[begin Data records]
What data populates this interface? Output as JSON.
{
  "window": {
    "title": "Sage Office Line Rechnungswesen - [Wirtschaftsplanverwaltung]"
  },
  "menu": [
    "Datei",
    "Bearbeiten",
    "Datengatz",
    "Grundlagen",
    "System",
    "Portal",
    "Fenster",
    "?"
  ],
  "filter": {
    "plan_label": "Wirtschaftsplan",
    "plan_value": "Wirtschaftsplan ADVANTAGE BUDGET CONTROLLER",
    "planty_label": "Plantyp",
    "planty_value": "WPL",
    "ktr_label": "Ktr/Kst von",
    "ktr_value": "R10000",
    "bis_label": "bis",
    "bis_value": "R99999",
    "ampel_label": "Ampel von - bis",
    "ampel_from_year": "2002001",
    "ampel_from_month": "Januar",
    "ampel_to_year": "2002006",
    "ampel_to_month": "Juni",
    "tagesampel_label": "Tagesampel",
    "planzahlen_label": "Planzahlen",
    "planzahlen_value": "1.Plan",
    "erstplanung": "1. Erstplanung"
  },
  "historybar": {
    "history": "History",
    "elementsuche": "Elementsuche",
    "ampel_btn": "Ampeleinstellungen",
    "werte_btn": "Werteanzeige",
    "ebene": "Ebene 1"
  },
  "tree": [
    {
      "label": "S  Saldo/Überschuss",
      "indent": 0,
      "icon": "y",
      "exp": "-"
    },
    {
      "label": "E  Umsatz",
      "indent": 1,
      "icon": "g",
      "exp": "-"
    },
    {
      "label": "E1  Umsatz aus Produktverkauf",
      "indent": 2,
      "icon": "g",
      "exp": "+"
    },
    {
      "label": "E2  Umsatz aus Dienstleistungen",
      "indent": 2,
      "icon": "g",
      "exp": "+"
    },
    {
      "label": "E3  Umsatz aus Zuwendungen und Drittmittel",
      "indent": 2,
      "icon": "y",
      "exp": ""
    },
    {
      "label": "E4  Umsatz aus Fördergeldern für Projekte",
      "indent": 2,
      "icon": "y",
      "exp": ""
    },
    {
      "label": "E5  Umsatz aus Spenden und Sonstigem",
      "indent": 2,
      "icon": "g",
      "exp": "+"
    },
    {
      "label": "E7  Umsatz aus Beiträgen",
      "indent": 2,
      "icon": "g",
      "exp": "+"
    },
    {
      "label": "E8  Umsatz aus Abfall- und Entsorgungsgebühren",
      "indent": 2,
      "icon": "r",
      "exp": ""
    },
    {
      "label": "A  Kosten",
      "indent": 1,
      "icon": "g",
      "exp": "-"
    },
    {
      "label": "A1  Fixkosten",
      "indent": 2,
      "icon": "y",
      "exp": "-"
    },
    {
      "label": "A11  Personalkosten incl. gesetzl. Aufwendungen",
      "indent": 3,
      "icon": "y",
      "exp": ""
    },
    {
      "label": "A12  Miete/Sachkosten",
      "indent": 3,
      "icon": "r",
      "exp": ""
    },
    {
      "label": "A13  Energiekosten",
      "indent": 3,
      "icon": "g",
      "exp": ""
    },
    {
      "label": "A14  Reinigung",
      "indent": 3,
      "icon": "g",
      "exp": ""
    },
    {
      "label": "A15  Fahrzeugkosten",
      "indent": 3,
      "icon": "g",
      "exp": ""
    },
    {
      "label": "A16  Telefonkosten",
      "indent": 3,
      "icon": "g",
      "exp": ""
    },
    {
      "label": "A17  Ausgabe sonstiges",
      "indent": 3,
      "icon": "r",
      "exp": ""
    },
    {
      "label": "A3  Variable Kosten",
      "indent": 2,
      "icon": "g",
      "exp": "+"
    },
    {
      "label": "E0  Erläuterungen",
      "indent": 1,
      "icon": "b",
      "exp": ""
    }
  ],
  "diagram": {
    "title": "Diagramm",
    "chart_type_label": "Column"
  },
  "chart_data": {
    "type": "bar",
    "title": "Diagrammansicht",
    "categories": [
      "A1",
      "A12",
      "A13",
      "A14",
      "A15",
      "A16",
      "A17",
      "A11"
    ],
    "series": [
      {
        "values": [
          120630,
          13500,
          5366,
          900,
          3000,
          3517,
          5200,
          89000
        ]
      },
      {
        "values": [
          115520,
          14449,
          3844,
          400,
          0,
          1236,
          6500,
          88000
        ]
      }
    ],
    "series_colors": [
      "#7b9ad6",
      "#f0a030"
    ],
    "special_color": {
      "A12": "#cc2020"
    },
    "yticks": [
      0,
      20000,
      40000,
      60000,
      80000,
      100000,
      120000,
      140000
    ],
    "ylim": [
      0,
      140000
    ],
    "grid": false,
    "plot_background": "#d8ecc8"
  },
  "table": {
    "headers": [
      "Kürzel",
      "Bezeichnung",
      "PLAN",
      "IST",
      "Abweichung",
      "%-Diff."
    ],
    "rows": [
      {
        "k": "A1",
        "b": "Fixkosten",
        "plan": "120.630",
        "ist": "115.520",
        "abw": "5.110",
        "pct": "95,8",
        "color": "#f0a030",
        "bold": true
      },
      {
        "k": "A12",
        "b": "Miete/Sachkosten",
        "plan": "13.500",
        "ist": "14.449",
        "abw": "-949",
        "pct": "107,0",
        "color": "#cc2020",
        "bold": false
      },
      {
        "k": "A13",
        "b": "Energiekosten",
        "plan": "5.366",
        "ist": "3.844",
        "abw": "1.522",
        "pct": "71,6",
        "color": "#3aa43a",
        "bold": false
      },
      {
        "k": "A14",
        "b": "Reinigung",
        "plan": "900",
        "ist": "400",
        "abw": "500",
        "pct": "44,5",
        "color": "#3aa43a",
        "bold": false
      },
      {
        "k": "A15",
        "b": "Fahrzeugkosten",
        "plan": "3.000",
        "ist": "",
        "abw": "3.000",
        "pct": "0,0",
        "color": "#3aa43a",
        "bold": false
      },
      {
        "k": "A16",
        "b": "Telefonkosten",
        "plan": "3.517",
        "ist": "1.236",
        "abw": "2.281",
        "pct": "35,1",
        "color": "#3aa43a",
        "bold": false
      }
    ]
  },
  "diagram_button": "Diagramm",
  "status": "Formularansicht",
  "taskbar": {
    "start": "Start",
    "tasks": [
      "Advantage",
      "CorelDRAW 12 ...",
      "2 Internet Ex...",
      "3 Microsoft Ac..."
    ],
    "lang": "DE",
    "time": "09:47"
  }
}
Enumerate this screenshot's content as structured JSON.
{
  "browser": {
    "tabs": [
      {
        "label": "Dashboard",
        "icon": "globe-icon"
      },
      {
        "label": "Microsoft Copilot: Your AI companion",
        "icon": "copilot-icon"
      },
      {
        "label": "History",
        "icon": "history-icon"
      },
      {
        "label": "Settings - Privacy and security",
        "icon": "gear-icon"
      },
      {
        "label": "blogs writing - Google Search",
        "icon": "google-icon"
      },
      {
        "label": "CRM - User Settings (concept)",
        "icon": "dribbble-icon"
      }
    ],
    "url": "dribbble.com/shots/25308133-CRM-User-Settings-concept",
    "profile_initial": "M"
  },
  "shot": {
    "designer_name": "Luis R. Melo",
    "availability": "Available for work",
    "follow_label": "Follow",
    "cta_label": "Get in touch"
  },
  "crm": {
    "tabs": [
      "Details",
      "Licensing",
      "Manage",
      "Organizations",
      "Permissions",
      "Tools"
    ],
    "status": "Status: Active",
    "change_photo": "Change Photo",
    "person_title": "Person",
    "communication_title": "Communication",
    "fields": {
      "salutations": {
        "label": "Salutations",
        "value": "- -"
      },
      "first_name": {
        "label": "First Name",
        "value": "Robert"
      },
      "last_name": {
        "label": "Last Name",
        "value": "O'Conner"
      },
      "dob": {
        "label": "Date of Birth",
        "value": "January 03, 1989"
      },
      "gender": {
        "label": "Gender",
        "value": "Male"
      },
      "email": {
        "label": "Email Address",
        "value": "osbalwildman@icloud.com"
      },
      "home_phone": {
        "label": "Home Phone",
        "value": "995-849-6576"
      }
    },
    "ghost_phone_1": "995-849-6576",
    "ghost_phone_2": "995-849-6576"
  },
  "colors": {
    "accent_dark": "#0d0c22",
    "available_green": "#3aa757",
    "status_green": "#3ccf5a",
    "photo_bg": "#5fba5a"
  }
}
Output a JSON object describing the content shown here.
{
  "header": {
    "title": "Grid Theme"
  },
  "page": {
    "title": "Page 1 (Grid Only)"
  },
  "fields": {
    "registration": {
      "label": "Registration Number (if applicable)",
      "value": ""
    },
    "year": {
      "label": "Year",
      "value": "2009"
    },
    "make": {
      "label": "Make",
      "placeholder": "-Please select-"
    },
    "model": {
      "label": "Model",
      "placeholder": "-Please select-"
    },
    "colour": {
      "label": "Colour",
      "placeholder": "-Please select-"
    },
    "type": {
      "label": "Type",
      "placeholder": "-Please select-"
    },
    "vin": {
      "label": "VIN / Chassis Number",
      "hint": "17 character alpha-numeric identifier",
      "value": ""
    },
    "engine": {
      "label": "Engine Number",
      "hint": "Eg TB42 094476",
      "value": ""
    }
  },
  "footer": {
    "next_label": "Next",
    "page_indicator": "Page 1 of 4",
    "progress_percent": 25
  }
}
[end Data records]
§ **Instruction**: Take the lines from the one containing "Output a JSON" to the last line of the material above and write them out exactly.

§ **Exercise response**:
Output a JSON object describing the content shown here.
{
  "header": {
    "title": "Grid Theme"
  },
  "page": {
    "title": "Page 1 (Grid Only)"
  },
  "fields": {
    "registration": {
      "label": "Registration Number (if applicable)",
      "value": ""
    },
    "year": {
      "label": "Year",
      "value": "2009"
    },
    "make": {
      "label": "Make",
      "placeholder": "-Please select-"
    },
    "model": {
      "label": "Model",
      "placeholder": "-Please select-"
    },
    "colour": {
      "label": "Colour",
      "placeholder": "-Please select-"
    },
    "type": {
      "label": "Type",
      "placeholder": "-Please select-"
    },
    "vin": {
      "label": "VIN / Chassis Number",
      "hint": "17 character alpha-numeric identifier",
      "value": ""
    },
    "engine": {
      "label": "Engine Number",
      "hint": "Eg TB42 094476",
      "value": ""
    }
  },
  "footer": {
    "next_label": "Next",
    "page_indicator": "Page 1 of 4",
    "progress_percent": 25
  }
}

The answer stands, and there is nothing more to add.